Exercise text:

          In any case, Prop 13 is the limit on the “size of the pie” — which should ideally get bigger, rather than just fighting over who gets the largest slice of the current inadequately sized pie of funding.

          Comment by drewda — January 24, 2023 @ 11:04 am

  2. Didn’t Bay Farm MS just win a distinguished school award, and isn’t ASTI the most highly decorated school in the District? Didn’t the recent school bond and previous parcel taxes result in having each Alameda property owner now paying almost $2,000 per parcel and wasn’t the promise repeatedly made for world class schools? Equity apparently now means close high performing schools.

    Comment by Facts matter — January 24, 2023 @ 8:32 am

    • “World class schools” and “equity” doesn’t mean providing highly resourced schools with more goodies because their families have a louder megaphone than other schools. “High performing” apparently just means “tests well” which is not a determination of the quality of the education, mostly just how educated the parents are and how much money they have.

Records shown:
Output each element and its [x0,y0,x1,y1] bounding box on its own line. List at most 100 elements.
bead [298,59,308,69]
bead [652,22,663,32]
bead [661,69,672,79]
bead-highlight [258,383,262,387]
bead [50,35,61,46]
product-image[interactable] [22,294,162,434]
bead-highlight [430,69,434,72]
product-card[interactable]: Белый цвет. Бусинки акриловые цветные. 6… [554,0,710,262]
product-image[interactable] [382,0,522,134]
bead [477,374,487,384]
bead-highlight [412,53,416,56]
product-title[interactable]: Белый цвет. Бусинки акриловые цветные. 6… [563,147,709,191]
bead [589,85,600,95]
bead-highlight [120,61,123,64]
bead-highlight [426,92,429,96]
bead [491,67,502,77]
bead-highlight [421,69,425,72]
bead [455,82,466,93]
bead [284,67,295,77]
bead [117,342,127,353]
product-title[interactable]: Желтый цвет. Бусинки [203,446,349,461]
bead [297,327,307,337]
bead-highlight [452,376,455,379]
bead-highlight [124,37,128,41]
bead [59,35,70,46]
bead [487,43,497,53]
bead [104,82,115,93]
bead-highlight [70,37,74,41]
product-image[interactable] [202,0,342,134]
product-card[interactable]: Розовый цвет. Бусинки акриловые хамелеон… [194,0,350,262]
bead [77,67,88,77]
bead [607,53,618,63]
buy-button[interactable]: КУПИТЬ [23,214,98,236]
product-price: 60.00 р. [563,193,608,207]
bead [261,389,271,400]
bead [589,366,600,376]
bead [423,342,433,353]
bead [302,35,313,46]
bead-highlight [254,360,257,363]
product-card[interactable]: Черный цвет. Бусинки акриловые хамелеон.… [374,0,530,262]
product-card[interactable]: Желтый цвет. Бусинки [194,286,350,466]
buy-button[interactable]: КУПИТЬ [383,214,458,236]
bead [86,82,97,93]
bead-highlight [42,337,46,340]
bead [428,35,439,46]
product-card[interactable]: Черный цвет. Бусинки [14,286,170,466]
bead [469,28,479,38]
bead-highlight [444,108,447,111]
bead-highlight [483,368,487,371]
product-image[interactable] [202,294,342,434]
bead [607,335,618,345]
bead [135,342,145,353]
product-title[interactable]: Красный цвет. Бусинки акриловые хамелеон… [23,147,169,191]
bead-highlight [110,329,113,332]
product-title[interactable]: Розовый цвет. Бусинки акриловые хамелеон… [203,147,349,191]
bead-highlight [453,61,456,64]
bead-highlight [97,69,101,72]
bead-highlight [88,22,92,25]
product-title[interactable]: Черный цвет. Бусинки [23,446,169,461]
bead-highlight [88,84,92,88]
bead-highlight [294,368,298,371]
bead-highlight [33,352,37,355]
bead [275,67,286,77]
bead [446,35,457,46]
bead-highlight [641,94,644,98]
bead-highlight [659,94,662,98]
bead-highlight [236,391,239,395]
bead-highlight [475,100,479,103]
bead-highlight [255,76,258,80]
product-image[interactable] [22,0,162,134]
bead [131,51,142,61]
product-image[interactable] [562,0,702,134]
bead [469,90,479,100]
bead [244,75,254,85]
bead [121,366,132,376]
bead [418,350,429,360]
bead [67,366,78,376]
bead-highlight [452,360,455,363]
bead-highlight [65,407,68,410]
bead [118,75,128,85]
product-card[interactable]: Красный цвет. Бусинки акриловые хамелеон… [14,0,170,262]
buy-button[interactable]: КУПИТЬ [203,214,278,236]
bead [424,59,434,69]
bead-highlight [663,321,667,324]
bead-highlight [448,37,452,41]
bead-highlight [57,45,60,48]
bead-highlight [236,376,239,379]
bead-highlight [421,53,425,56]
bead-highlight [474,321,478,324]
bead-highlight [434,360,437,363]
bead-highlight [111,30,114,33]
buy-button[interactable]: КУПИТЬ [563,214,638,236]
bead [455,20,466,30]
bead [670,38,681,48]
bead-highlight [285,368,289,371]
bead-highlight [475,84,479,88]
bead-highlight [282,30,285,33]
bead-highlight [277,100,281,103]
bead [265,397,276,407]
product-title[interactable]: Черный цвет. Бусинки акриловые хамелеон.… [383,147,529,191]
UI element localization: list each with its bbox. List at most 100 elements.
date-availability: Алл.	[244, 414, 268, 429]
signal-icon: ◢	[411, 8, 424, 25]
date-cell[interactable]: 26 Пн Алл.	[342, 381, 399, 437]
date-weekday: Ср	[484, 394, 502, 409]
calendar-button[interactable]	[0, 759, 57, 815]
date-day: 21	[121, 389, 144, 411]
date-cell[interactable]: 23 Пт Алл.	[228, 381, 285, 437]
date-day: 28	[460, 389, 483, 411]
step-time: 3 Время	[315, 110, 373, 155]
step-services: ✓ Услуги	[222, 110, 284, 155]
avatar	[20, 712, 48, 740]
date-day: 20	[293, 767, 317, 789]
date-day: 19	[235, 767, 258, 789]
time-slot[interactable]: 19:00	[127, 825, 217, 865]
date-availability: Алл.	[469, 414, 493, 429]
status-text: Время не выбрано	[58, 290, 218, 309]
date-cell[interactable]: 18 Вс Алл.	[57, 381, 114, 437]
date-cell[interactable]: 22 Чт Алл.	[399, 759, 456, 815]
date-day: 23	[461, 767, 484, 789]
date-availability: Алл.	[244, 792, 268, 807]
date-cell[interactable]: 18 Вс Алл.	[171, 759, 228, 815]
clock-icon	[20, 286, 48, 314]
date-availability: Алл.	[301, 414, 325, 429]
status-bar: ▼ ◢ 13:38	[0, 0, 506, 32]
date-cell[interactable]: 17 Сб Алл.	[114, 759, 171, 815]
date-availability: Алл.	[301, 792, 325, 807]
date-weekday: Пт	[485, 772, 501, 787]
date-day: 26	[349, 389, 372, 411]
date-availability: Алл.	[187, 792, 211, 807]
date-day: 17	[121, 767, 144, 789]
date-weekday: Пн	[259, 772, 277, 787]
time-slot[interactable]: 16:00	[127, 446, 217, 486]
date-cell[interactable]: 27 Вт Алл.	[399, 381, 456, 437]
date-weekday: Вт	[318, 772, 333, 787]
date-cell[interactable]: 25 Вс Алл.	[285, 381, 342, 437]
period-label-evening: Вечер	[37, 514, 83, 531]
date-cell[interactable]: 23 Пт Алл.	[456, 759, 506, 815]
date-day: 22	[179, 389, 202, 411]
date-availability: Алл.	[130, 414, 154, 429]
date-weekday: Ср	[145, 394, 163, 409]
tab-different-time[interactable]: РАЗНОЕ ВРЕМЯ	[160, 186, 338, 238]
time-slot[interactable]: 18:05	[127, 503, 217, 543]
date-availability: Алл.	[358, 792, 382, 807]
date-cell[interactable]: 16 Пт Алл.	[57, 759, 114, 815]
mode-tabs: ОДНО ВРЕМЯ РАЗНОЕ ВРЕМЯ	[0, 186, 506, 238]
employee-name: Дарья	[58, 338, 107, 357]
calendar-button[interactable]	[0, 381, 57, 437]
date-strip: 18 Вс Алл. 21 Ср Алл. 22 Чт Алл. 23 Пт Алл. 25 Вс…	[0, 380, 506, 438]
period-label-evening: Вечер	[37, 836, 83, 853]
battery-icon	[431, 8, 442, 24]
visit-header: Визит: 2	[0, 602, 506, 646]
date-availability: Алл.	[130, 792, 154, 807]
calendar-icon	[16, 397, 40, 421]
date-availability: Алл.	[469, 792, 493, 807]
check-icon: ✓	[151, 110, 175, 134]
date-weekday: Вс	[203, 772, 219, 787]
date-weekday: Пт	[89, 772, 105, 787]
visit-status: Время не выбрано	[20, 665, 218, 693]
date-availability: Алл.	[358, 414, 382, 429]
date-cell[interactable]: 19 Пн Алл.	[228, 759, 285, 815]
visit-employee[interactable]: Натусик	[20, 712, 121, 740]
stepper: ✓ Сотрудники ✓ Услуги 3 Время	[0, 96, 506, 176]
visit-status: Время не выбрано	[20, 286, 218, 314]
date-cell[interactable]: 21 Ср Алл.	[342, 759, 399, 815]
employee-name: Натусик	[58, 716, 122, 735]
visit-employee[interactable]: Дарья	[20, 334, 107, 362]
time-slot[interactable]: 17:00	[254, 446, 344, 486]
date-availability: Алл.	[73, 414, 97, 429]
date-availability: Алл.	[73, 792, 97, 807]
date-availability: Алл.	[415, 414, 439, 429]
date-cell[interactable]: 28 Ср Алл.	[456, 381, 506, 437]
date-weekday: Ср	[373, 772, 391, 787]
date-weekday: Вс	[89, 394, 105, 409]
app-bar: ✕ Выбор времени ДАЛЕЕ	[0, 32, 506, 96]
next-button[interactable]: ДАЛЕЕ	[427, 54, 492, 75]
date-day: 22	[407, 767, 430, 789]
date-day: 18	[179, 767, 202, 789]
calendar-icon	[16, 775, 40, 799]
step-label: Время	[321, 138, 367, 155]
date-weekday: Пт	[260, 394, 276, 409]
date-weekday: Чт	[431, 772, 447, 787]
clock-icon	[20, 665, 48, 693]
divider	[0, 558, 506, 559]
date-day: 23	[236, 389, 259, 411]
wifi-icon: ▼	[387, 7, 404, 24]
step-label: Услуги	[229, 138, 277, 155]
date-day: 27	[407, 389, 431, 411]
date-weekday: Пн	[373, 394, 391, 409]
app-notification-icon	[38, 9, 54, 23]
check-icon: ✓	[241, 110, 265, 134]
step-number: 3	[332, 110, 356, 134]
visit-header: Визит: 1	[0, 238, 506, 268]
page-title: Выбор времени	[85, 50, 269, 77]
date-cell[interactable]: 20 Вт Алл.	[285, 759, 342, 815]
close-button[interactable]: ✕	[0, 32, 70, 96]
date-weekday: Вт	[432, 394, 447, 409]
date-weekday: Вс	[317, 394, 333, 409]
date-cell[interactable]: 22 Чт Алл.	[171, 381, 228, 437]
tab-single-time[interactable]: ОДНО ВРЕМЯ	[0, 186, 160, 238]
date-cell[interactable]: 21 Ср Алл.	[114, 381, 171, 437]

What you will do:
a. Reproduce the portion of the school funding comments between "In any case, Prop" and "pie of funding.", inclusive.
b. In the school funding comments, condense the paragraph that begins "“World class schools” and “equity” doesn’t mean" into a single shorter sentence that keeps its main points.
c. List every word or phrase that appears inside quotation marks in the school funding comments.
You won't need the lines for any of this.

Responses per task:
a.
In any case, Prop 13 is the limit on the “size of the pie” — which should ideally get bigger, rather than just fighting over who gets the largest slice of the current inadequately sized pie of funding.

b. "World class schools" and "equity" don't mean giving well-resourced schools more because their families are louder, and "high performing" seems to mean only "tests well," which reflects parents' education and wealth more than education quality.

c.
- size of the pie
- World class schools
- equity
- High performing
- tests well